▸ **WRITTEN EXERCISE**: Reproduce the lines of the records verbatim, starting at the line that contains "row-label: point 7 — [228, 415, 269, 430]" and ending at the line that contains "barrel-average-row: Barrel Avg.", with both of those lines included.

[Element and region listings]
--------------------------------
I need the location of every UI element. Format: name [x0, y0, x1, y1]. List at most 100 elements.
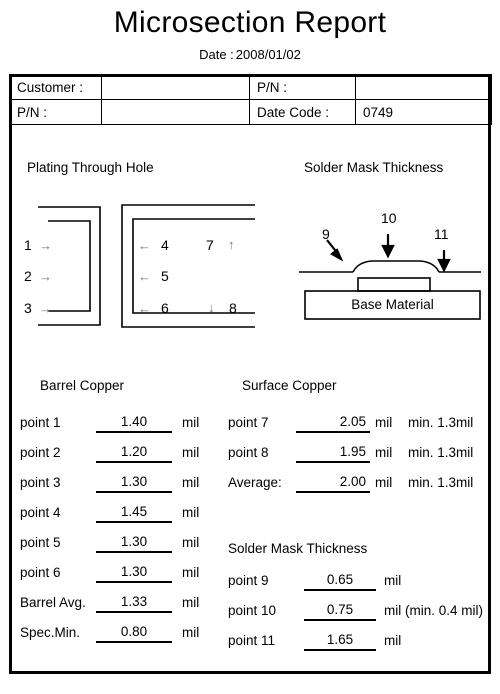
row-label: point 7 — [228, 415, 269, 430]
microsection-report-page: Microsection Report Date :2008/01/02 Cus… — [0, 0, 500, 694]
row-unit: mil — [182, 565, 200, 580]
barrel-average-row: Barrel Avg. 1.33 mil — [20, 591, 230, 621]
table-row: P/N : Date Code : 0749 — [9, 99, 492, 125]
pth-label-4: 4 — [161, 237, 169, 253]
arrow-right-icon: → — [39, 301, 52, 316]
page-title: Microsection Report — [113, 6, 387, 39]
row-label: Barrel Avg. — [20, 595, 86, 610]
row-value-field[interactable]: 2.00 — [296, 474, 370, 493]
row-unit: mil — [375, 475, 393, 490]
row-unit: mil — [182, 415, 200, 430]
pn-value[interactable] — [101, 99, 250, 125]
row-value-field[interactable]: 1.45 — [96, 504, 172, 523]
solder-mask-thickness-heading: Solder Mask Thickness — [228, 541, 368, 556]
row-value: 0.75 — [326, 602, 354, 617]
row-label: point 5 — [20, 535, 61, 550]
row-label: point 3 — [20, 475, 61, 490]
date-code-value[interactable]: 0749 — [355, 99, 492, 125]
row-value: 1.30 — [120, 564, 148, 579]
row-label: point 4 — [20, 505, 61, 520]
barrel-spec-min-row: Spec.Min. 0.80 mil — [20, 621, 230, 651]
row-label: point 11 — [228, 633, 276, 648]
row-note: min. 1.3mil — [408, 415, 474, 430]
arrow-up-icon: ↑ — [228, 237, 235, 252]
row-value-field[interactable]: 1.30 — [96, 534, 172, 553]
row-unit: mil — [182, 505, 200, 520]
row-value-field[interactable]: 1.30 — [96, 564, 172, 583]
arrow-down-icon: ↓ — [208, 300, 215, 315]
row-unit: mil — [182, 595, 200, 610]
row-note: min. 1.3mil — [408, 475, 474, 490]
surface-copper-heading: Surface Copper — [242, 378, 337, 393]
row-value-field[interactable]: 0.80 — [96, 624, 172, 643]
plating-through-hole-title: Plating Through Hole — [27, 160, 154, 175]
row-unit: mil — [182, 535, 200, 550]
row-value-field[interactable]: 0.65 — [304, 572, 376, 591]
row-value: 0.65 — [326, 572, 354, 587]
row-unit: mil (min. 0.4 mil) — [384, 603, 484, 618]
pth-label-3: 3 — [24, 300, 32, 316]
row-value: 2.00 — [339, 474, 366, 489]
row-label: point 8 — [228, 445, 269, 460]
pth-label-7: 7 — [206, 237, 214, 253]
pth-label-5: 5 — [161, 268, 169, 284]
row-value-field[interactable]: 1.40 — [96, 414, 172, 433]
row-value: 1.30 — [120, 474, 148, 489]
row-unit: mil — [375, 445, 393, 460]
row-value: 1.45 — [120, 504, 148, 519]
row-unit: mil — [182, 625, 200, 640]
report-date: Date :2008/01/02 — [0, 47, 500, 62]
arrow-right-icon: → — [39, 269, 52, 284]
date-label: Date : — [199, 47, 234, 62]
row-value-field[interactable]: 2.05 — [296, 414, 370, 433]
barrel-row-5: point 5 1.30 mil — [20, 531, 230, 561]
row-value: 1.40 — [120, 414, 148, 429]
row-note: min. 1.3mil — [408, 445, 474, 460]
row-value-field[interactable]: 1.30 — [96, 474, 172, 493]
row-value-field[interactable]: 1.20 — [96, 444, 172, 463]
row-unit: mil — [182, 445, 200, 460]
smt-label-10: 10 — [381, 210, 397, 226]
row-label: Spec.Min. — [20, 625, 81, 640]
row-unit: mil — [384, 573, 402, 588]
solder-mask-thickness-title: Solder Mask Thickness — [304, 160, 444, 175]
smt-row-10: point 10 0.75 mil (min. 0.4 mil) — [228, 599, 492, 629]
row-label: point 10 — [228, 603, 277, 618]
row-value: 1.30 — [120, 534, 148, 549]
table-row: Customer : P/N : — [9, 74, 492, 100]
customer-label: Customer : — [9, 74, 102, 100]
row-value-field[interactable]: 1.33 — [96, 594, 172, 613]
info-table: Customer : P/N : P/N : Date Code : 0749 — [9, 74, 492, 125]
pn-top-label: P/N : — [249, 74, 356, 100]
surface-average-row: Average: 2.00 mil min. 1.3mil — [228, 471, 492, 501]
row-value: 1.33 — [120, 594, 148, 609]
customer-value[interactable] — [101, 74, 250, 100]
row-value-field[interactable]: 1.65 — [304, 632, 376, 651]
smt-label-9: 9 — [322, 226, 330, 242]
pn-top-value[interactable] — [355, 74, 492, 100]
row-label: point 6 — [20, 565, 61, 580]
pth-label-2: 2 — [24, 268, 32, 284]
pth-label-8: 8 — [229, 300, 237, 316]
barrel-copper-heading: Barrel Copper — [40, 378, 125, 393]
row-value: 0.80 — [120, 624, 148, 639]
pth-label-1: 1 — [24, 237, 32, 253]
barrel-row-3: point 3 1.30 mil — [20, 471, 230, 501]
row-value: 1.65 — [326, 632, 354, 647]
row-value-field[interactable]: 1.95 — [296, 444, 370, 463]
arrow-left-icon: ← — [138, 238, 151, 253]
arrow-left-icon: ← — [138, 301, 151, 316]
barrel-row-4: point 4 1.45 mil — [20, 501, 230, 531]
pn-label: P/N : — [9, 99, 102, 125]
arrow-left-icon: ← — [138, 269, 151, 284]
row-value: 2.05 — [339, 414, 366, 429]
barrel-row-2: point 2 1.20 mil — [20, 441, 230, 471]
row-value-field[interactable]: 0.75 — [304, 602, 376, 621]
barrel-row-6: point 6 1.30 mil — [20, 561, 230, 591]
row-unit: mil — [384, 633, 402, 648]
row-label: point 2 — [20, 445, 61, 460]
smt-row-11: point 11 1.65 mil — [228, 629, 492, 659]
barrel-row-1: point 1 1.40 mil — [20, 411, 230, 441]
row-value: 1.95 — [339, 444, 366, 459]
base-material-label: Base Material — [351, 297, 434, 312]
--------------------------------
▸ **THE SOLUTION**:
row-label: point 7 — [228, 415, 269, 430]
microsection-report-page: Microsection Report Date :2008/01/02 Cus… — [0, 0, 500, 694]
row-unit: mil — [182, 565, 200, 580]
barrel-average-row: Barrel Avg. 1.33 mil — [20, 591, 230, 621]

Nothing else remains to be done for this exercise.